**Your instructions**
Across the entries, how many lines have the string "this" in them? Reply with only a number.

**Extracted data entries**
● ● ● ● ●
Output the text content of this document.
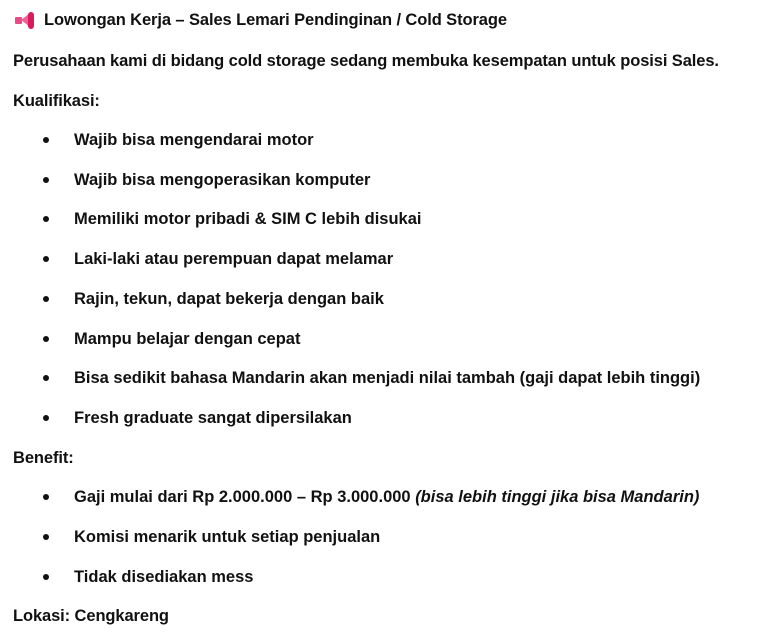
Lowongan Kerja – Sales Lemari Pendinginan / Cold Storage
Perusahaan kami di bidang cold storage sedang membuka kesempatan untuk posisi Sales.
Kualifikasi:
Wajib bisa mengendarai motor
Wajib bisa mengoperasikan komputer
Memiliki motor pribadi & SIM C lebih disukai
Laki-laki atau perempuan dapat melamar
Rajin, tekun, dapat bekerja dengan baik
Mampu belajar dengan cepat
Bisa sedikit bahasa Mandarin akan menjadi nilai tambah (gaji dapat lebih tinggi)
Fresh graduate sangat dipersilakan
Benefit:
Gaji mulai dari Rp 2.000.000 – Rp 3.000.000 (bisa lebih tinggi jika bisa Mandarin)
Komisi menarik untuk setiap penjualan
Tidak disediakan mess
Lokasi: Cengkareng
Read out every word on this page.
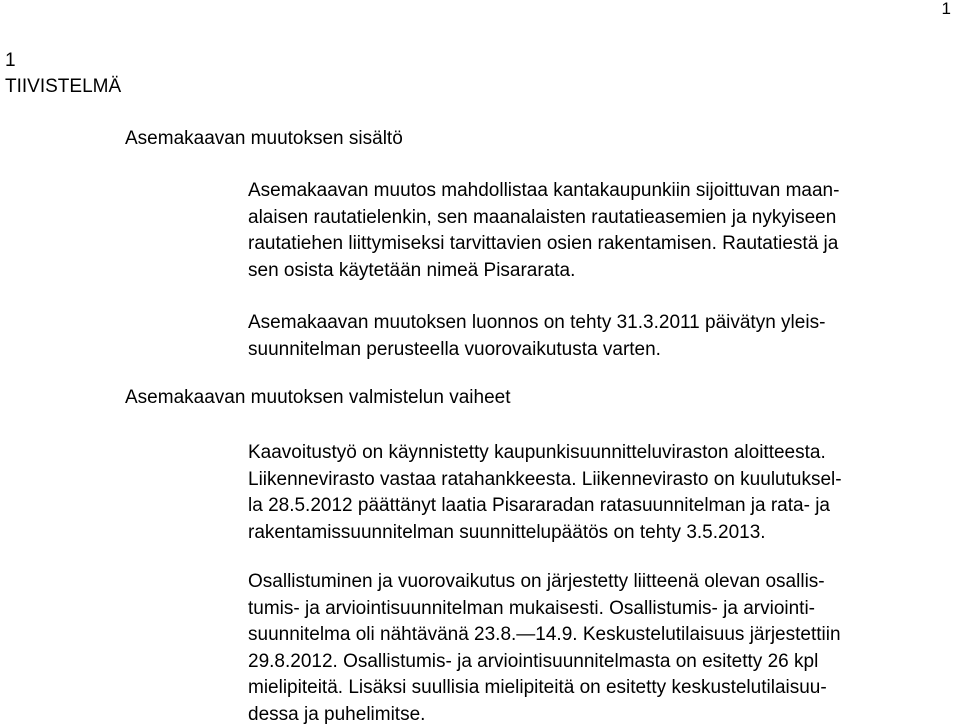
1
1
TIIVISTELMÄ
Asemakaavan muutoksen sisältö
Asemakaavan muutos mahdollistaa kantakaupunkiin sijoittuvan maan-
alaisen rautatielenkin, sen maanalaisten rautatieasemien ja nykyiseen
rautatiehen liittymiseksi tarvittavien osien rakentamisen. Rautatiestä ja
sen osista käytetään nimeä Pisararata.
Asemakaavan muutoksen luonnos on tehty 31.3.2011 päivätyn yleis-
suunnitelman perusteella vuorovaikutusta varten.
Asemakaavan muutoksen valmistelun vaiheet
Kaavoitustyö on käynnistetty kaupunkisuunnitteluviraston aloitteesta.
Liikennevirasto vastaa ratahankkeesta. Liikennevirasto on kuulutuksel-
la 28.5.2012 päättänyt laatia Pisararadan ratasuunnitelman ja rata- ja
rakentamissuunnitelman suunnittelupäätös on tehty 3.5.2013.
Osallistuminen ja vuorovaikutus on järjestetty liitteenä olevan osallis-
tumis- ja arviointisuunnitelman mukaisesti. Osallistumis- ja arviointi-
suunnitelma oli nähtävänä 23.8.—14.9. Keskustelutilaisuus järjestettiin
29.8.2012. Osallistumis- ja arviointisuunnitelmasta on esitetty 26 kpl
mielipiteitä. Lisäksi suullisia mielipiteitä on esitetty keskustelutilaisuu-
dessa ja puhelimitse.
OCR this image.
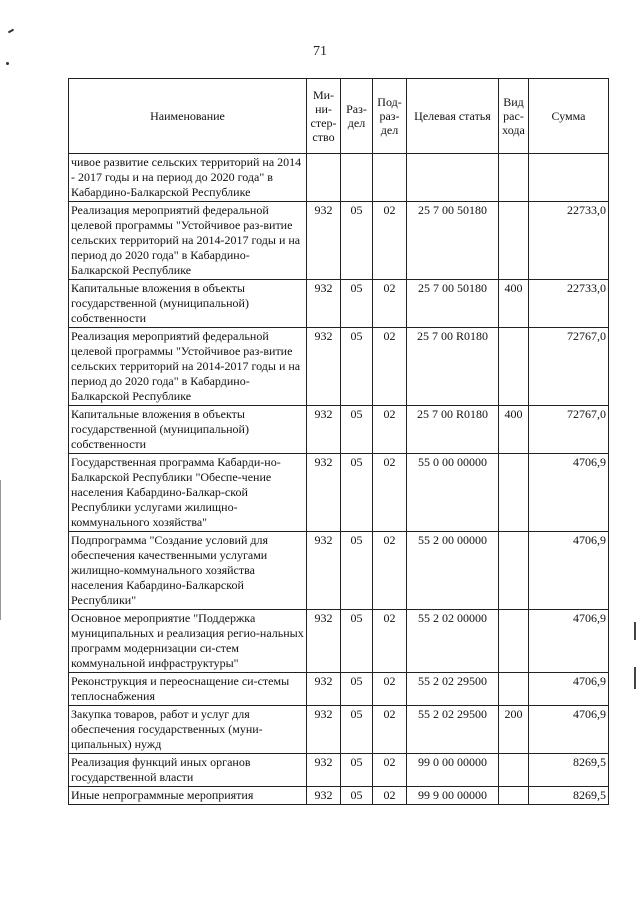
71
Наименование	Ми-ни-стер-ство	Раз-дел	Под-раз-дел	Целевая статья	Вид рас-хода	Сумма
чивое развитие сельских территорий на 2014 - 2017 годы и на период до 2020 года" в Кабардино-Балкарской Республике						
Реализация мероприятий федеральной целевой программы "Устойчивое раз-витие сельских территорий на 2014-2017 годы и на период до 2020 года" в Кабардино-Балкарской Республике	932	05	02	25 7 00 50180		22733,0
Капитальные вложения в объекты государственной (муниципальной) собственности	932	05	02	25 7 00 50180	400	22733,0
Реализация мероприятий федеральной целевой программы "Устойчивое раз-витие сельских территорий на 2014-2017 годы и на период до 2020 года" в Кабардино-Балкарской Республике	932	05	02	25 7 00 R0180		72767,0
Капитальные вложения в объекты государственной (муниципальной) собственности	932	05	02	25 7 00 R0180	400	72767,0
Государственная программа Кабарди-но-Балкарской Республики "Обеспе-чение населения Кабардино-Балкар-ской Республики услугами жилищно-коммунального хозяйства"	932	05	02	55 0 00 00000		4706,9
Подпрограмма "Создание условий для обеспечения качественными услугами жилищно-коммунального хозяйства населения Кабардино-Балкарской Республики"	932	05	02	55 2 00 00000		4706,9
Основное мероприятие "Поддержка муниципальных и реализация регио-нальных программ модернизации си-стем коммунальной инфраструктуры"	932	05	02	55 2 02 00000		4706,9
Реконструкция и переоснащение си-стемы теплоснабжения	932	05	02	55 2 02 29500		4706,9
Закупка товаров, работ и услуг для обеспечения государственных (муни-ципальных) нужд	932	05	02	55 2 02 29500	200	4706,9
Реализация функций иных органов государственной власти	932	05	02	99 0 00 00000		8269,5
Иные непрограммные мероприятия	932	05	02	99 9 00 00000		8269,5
● ● ● ● ●
**Finished exercise**
3